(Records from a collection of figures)
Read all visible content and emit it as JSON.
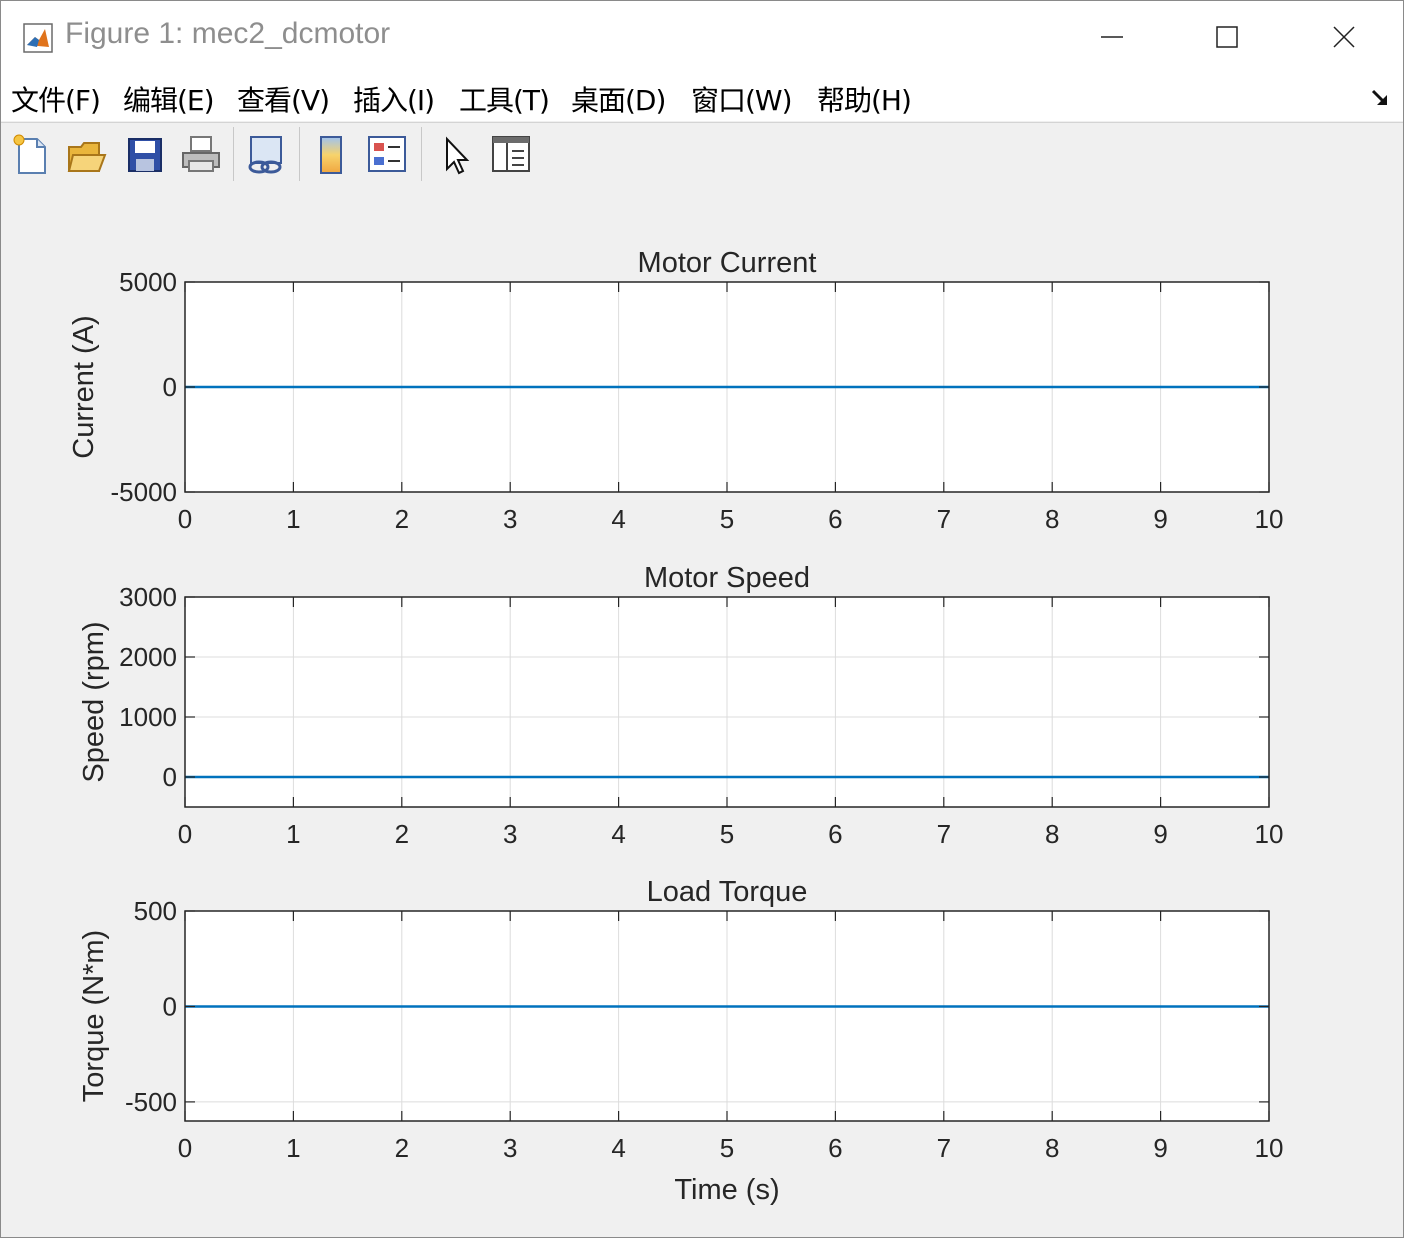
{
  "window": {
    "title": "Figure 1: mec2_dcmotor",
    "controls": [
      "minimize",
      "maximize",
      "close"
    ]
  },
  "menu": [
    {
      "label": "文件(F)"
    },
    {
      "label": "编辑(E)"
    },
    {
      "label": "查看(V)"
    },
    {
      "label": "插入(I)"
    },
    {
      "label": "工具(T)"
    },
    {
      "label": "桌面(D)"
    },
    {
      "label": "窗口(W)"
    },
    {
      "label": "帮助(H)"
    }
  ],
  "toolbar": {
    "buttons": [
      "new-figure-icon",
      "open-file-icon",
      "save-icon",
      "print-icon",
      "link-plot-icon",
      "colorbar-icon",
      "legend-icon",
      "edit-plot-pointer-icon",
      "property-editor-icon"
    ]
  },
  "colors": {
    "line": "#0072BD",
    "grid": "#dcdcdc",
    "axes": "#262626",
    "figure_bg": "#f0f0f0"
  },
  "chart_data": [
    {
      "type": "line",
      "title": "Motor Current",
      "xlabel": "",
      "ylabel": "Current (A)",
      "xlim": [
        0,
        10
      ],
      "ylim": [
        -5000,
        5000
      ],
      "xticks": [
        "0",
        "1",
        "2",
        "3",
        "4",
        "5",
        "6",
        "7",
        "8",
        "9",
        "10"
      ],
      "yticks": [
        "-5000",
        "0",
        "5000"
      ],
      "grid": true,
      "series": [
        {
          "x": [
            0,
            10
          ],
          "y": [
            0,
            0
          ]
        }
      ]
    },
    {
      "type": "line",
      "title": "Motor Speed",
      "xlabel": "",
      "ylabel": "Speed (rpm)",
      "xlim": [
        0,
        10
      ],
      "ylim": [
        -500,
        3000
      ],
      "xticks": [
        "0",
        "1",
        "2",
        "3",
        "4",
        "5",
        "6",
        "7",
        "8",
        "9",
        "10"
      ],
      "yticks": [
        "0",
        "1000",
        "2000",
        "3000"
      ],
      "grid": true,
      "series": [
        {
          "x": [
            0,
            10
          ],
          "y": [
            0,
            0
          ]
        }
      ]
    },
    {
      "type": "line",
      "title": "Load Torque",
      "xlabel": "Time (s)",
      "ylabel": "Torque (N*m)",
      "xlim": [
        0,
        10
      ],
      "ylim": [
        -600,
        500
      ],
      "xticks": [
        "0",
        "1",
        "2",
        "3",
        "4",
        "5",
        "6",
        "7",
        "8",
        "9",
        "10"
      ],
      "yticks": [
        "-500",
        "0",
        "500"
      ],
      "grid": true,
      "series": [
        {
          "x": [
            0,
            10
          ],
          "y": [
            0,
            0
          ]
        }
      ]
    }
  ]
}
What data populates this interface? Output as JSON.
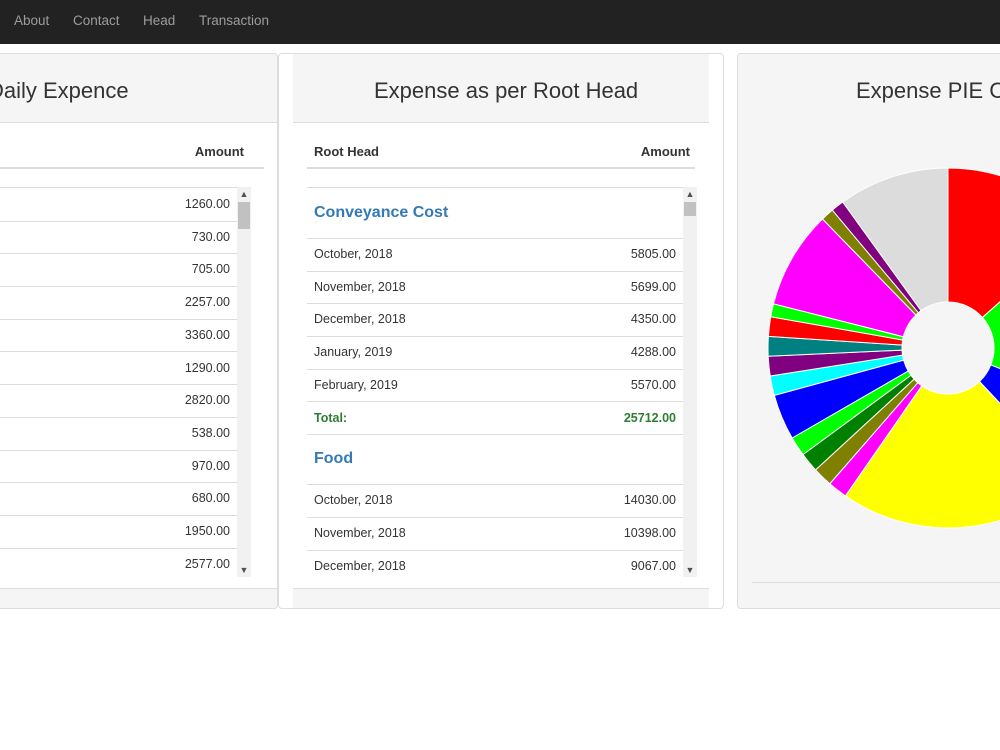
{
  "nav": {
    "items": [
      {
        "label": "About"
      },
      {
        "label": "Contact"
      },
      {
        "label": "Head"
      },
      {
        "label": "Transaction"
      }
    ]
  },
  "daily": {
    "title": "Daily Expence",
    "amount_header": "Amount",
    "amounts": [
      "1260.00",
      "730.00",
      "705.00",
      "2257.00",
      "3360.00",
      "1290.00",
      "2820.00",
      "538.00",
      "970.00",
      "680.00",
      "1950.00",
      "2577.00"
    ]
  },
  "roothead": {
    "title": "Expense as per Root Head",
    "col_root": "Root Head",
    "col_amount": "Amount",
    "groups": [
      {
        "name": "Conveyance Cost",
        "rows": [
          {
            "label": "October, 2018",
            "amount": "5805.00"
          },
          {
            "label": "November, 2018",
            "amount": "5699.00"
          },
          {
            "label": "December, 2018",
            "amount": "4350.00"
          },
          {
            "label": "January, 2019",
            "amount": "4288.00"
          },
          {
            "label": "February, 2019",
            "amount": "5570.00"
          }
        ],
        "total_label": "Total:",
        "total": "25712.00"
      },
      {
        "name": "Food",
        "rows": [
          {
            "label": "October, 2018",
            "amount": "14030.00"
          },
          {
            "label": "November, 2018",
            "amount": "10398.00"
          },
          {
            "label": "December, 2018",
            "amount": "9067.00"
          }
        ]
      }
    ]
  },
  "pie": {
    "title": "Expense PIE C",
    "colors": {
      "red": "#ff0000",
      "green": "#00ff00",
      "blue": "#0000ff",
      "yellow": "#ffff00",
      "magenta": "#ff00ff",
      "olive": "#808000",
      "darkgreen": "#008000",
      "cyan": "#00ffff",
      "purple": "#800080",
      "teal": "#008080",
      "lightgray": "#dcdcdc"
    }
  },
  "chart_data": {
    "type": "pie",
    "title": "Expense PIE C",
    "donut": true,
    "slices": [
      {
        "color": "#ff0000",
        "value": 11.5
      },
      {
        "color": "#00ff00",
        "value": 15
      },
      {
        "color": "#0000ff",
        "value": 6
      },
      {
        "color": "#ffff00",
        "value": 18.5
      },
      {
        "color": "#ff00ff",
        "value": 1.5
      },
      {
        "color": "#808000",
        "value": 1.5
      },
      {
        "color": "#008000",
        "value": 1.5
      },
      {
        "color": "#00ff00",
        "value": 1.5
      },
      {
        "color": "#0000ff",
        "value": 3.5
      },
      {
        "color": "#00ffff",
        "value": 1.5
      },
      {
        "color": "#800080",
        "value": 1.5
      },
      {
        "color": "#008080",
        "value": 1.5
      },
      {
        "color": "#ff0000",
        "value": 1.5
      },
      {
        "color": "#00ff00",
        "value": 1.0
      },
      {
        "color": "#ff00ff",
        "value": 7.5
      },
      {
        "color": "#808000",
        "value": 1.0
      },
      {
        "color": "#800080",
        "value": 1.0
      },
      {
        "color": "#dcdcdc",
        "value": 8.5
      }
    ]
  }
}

■ Written task
Restate each entry word for word, please, but drop any images it holds.

■ Written response
Read all visible content and emit it as JSON.
{
  "window": {
    "title": "Figure 1: mec2_dcmotor",
    "controls": [
      "minimize",
      "maximize",
      "close"
    ]
  },
  "menu": [
    {
      "label": "文件(F)"
    },
    {
      "label": "编辑(E)"
    },
    {
      "label": "查看(V)"
    },
    {
      "label": "插入(I)"
    },
    {
      "label": "工具(T)"
    },
    {
      "label": "桌面(D)"
    },
    {
      "label": "窗口(W)"
    },
    {
      "label": "帮助(H)"
    }
  ],
  "toolbar": {
    "buttons": [
      "new-figure-icon",
      "open-file-icon",
      "save-icon",
      "print-icon",
      "link-plot-icon",
      "colorbar-icon",
      "legend-icon",
      "edit-plot-pointer-icon",
      "property-editor-icon"
    ]
  },
  "colors": {
    "line": "#0072BD",
    "grid": "#dcdcdc",
    "axes": "#262626",
    "figure_bg": "#f0f0f0"
  },
  "chart_data": [
    {
      "type": "line",
      "title": "Motor Current",
      "xlabel": "",
      "ylabel": "Current (A)",
      "xlim": [
        0,
        10
      ],
      "ylim": [
        -5000,
        5000
      ],
      "xticks": [
        "0",
        "1",
        "2",
        "3",
        "4",
        "5",
        "6",
        "7",
        "8",
        "9",
        "10"
      ],
      "yticks": [
        "-5000",
        "0",
        "5000"
      ],
      "grid": true,
      "series": [
        {
          "x": [
            0,
            10
          ],
          "y": [
            0,
            0
          ]
        }
      ]
    },
    {
      "type": "line",
      "title": "Motor Speed",
      "xlabel": "",
      "ylabel": "Speed (rpm)",
      "xlim": [
        0,
        10
      ],
      "ylim": [
        -500,
        3000
      ],
      "xticks": [
        "0",
        "1",
        "2",
        "3",
        "4",
        "5",
        "6",
        "7",
        "8",
        "9",
        "10"
      ],
      "yticks": [
        "0",
        "1000",
        "2000",
        "3000"
      ],
      "grid": true,
      "series": [
        {
          "x": [
            0,
            10
          ],
          "y": [
            0,
            0
          ]
        }
      ]
    },
    {
      "type": "line",
      "title": "Load Torque",
      "xlabel": "Time (s)",
      "ylabel": "Torque (N*m)",
      "xlim": [
        0,
        10
      ],
      "ylim": [
        -600,
        500
      ],
      "xticks": [
        "0",
        "1",
        "2",
        "3",
        "4",
        "5",
        "6",
        "7",
        "8",
        "9",
        "10"
      ],
      "yticks": [
        "-500",
        "0",
        "500"
      ],
      "grid": true,
      "series": [
        {
          "x": [
            0,
            10
          ],
          "y": [
            0,
            0
          ]
        }
      ]
    }
  ]
}
What data populates this interface? Output as JSON.
{
  "nav": {
    "items": [
      {
        "label": "About"
      },
      {
        "label": "Contact"
      },
      {
        "label": "Head"
      },
      {
        "label": "Transaction"
      }
    ]
  },
  "daily": {
    "title": "Daily Expence",
    "amount_header": "Amount",
    "amounts": [
      "1260.00",
      "730.00",
      "705.00",
      "2257.00",
      "3360.00",
      "1290.00",
      "2820.00",
      "538.00",
      "970.00",
      "680.00",
      "1950.00",
      "2577.00"
    ]
  },
  "roothead": {
    "title": "Expense as per Root Head",
    "col_root": "Root Head",
    "col_amount": "Amount",
    "groups": [
      {
        "name": "Conveyance Cost",
        "rows": [
          {
            "label": "October, 2018",
            "amount": "5805.00"
          },
          {
            "label": "November, 2018",
            "amount": "5699.00"
          },
          {
            "label": "December, 2018",
            "amount": "4350.00"
          },
          {
            "label": "January, 2019",
            "amount": "4288.00"
          },
          {
            "label": "February, 2019",
            "amount": "5570.00"
          }
        ],
        "total_label": "Total:",
        "total": "25712.00"
      },
      {
        "name": "Food",
        "rows": [
          {
            "label": "October, 2018",
            "amount": "14030.00"
          },
          {
            "label": "November, 2018",
            "amount": "10398.00"
          },
          {
            "label": "December, 2018",
            "amount": "9067.00"
          }
        ]
      }
    ]
  },
  "pie": {
    "title": "Expense PIE C",
    "colors": {
      "red": "#ff0000",
      "green": "#00ff00",
      "blue": "#0000ff",
      "yellow": "#ffff00",
      "magenta": "#ff00ff",
      "olive": "#808000",
      "darkgreen": "#008000",
      "cyan": "#00ffff",
      "purple": "#800080",
      "teal": "#008080",
      "lightgray": "#dcdcdc"
    }
  },
  "chart_data": {
    "type": "pie",
    "title": "Expense PIE C",
    "donut": true,
    "slices": [
      {
        "color": "#ff0000",
        "value": 11.5
      },
      {
        "color": "#00ff00",
        "value": 15
      },
      {
        "color": "#0000ff",
        "value": 6
      },
      {
        "color": "#ffff00",
        "value": 18.5
      },
      {
        "color": "#ff00ff",
        "value": 1.5
      },
      {
        "color": "#808000",
        "value": 1.5
      },
      {
        "color": "#008000",
        "value": 1.5
      },
      {
        "color": "#00ff00",
        "value": 1.5
      },
      {
        "color": "#0000ff",
        "value": 3.5
      },
      {
        "color": "#00ffff",
        "value": 1.5
      },
      {
        "color": "#800080",
        "value": 1.5
      },
      {
        "color": "#008080",
        "value": 1.5
      },
      {
        "color": "#ff0000",
        "value": 1.5
      },
      {
        "color": "#00ff00",
        "value": 1.0
      },
      {
        "color": "#ff00ff",
        "value": 7.5
      },
      {
        "color": "#808000",
        "value": 1.0
      },
      {
        "color": "#800080",
        "value": 1.0
      },
      {
        "color": "#dcdcdc",
        "value": 8.5
      }
    ]
  }
}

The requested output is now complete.